▶ _DATA PROVIDED_:

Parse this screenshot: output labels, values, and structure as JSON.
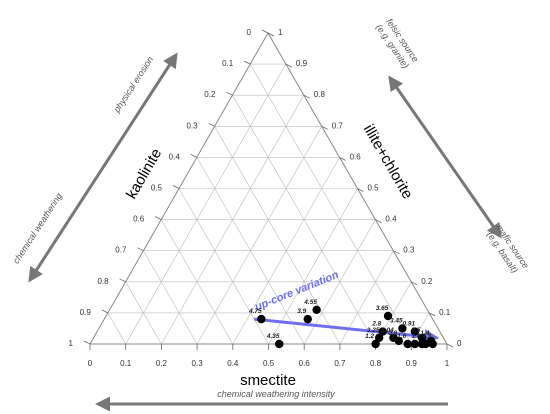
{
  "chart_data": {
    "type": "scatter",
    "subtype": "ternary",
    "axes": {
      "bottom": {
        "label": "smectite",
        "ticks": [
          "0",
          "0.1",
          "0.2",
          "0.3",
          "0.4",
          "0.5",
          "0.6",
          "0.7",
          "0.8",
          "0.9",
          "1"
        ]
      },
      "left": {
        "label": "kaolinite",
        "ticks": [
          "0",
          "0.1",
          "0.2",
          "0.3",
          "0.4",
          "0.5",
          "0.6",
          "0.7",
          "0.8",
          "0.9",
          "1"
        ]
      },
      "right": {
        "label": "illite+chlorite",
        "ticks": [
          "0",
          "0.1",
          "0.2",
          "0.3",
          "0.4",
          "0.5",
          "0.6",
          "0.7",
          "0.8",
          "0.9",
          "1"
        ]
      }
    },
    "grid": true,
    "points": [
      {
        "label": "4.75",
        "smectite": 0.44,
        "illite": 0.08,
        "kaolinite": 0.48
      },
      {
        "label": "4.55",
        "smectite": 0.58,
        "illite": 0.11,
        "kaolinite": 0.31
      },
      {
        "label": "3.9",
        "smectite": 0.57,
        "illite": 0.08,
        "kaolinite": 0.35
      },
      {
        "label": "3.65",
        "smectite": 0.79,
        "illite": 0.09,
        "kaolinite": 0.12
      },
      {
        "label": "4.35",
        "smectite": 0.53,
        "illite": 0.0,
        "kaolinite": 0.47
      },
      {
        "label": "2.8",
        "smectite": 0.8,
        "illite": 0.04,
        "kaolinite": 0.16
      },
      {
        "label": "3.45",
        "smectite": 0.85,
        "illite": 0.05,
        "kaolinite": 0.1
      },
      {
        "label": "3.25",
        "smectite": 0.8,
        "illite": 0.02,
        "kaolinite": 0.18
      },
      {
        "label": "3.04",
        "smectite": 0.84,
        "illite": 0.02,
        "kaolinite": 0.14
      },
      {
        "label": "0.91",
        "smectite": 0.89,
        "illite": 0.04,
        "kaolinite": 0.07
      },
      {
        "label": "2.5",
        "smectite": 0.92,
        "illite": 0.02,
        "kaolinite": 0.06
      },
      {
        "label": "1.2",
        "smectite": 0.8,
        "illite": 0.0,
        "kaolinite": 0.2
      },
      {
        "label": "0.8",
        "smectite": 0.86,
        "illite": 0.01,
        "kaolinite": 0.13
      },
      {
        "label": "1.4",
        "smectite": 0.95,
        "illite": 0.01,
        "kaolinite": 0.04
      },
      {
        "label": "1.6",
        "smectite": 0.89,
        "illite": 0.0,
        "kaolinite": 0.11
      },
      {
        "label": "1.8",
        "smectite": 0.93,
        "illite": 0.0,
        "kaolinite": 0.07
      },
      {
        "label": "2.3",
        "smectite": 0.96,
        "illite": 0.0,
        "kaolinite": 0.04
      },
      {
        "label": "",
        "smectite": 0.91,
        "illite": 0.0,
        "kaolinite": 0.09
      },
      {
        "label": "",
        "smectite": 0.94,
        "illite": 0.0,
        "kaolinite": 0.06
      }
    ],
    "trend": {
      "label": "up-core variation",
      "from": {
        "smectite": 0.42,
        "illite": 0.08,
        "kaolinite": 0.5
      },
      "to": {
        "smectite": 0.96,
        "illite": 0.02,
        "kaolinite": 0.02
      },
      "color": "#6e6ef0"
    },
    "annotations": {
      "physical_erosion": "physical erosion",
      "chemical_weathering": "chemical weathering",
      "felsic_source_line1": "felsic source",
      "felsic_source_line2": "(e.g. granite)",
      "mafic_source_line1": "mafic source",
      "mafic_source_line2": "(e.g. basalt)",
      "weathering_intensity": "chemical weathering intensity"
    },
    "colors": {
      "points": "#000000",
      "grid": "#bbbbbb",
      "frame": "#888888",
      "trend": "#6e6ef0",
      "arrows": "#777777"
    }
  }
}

▶ _PROBLEM DESCRIPTION_:
Return each line exactly as written. Any picture gets left out.

▶ _EXERCISE ANSWER_:
Parse this screenshot: output labels, values, and structure as JSON.
{
  "chart_data": {
    "type": "scatter",
    "subtype": "ternary",
    "axes": {
      "bottom": {
        "label": "smectite",
        "ticks": [
          "0",
          "0.1",
          "0.2",
          "0.3",
          "0.4",
          "0.5",
          "0.6",
          "0.7",
          "0.8",
          "0.9",
          "1"
        ]
      },
      "left": {
        "label": "kaolinite",
        "ticks": [
          "0",
          "0.1",
          "0.2",
          "0.3",
          "0.4",
          "0.5",
          "0.6",
          "0.7",
          "0.8",
          "0.9",
          "1"
        ]
      },
      "right": {
        "label": "illite+chlorite",
        "ticks": [
          "0",
          "0.1",
          "0.2",
          "0.3",
          "0.4",
          "0.5",
          "0.6",
          "0.7",
          "0.8",
          "0.9",
          "1"
        ]
      }
    },
    "grid": true,
    "points": [
      {
        "label": "4.75",
        "smectite": 0.44,
        "illite": 0.08,
        "kaolinite": 0.48
      },
      {
        "label": "4.55",
        "smectite": 0.58,
        "illite": 0.11,
        "kaolinite": 0.31
      },
      {
        "label": "3.9",
        "smectite": 0.57,
        "illite": 0.08,
        "kaolinite": 0.35
      },
      {
        "label": "3.65",
        "smectite": 0.79,
        "illite": 0.09,
        "kaolinite": 0.12
      },
      {
        "label": "4.35",
        "smectite": 0.53,
        "illite": 0.0,
        "kaolinite": 0.47
      },
      {
        "label": "2.8",
        "smectite": 0.8,
        "illite": 0.04,
        "kaolinite": 0.16
      },
      {
        "label": "3.45",
        "smectite": 0.85,
        "illite": 0.05,
        "kaolinite": 0.1
      },
      {
        "label": "3.25",
        "smectite": 0.8,
        "illite": 0.02,
        "kaolinite": 0.18
      },
      {
        "label": "3.04",
        "smectite": 0.84,
        "illite": 0.02,
        "kaolinite": 0.14
      },
      {
        "label": "0.91",
        "smectite": 0.89,
        "illite": 0.04,
        "kaolinite": 0.07
      },
      {
        "label": "2.5",
        "smectite": 0.92,
        "illite": 0.02,
        "kaolinite": 0.06
      },
      {
        "label": "1.2",
        "smectite": 0.8,
        "illite": 0.0,
        "kaolinite": 0.2
      },
      {
        "label": "0.8",
        "smectite": 0.86,
        "illite": 0.01,
        "kaolinite": 0.13
      },
      {
        "label": "1.4",
        "smectite": 0.95,
        "illite": 0.01,
        "kaolinite": 0.04
      },
      {
        "label": "1.6",
        "smectite": 0.89,
        "illite": 0.0,
        "kaolinite": 0.11
      },
      {
        "label": "1.8",
        "smectite": 0.93,
        "illite": 0.0,
        "kaolinite": 0.07
      },
      {
        "label": "2.3",
        "smectite": 0.96,
        "illite": 0.0,
        "kaolinite": 0.04
      },
      {
        "label": "",
        "smectite": 0.91,
        "illite": 0.0,
        "kaolinite": 0.09
      },
      {
        "label": "",
        "smectite": 0.94,
        "illite": 0.0,
        "kaolinite": 0.06
      }
    ],
    "trend": {
      "label": "up-core variation",
      "from": {
        "smectite": 0.42,
        "illite": 0.08,
        "kaolinite": 0.5
      },
      "to": {
        "smectite": 0.96,
        "illite": 0.02,
        "kaolinite": 0.02
      },
      "color": "#6e6ef0"
    },
    "annotations": {
      "physical_erosion": "physical erosion",
      "chemical_weathering": "chemical weathering",
      "felsic_source_line1": "felsic source",
      "felsic_source_line2": "(e.g. granite)",
      "mafic_source_line1": "mafic source",
      "mafic_source_line2": "(e.g. basalt)",
      "weathering_intensity": "chemical weathering intensity"
    },
    "colors": {
      "points": "#000000",
      "grid": "#bbbbbb",
      "frame": "#888888",
      "trend": "#6e6ef0",
      "arrows": "#777777"
    }
  }
}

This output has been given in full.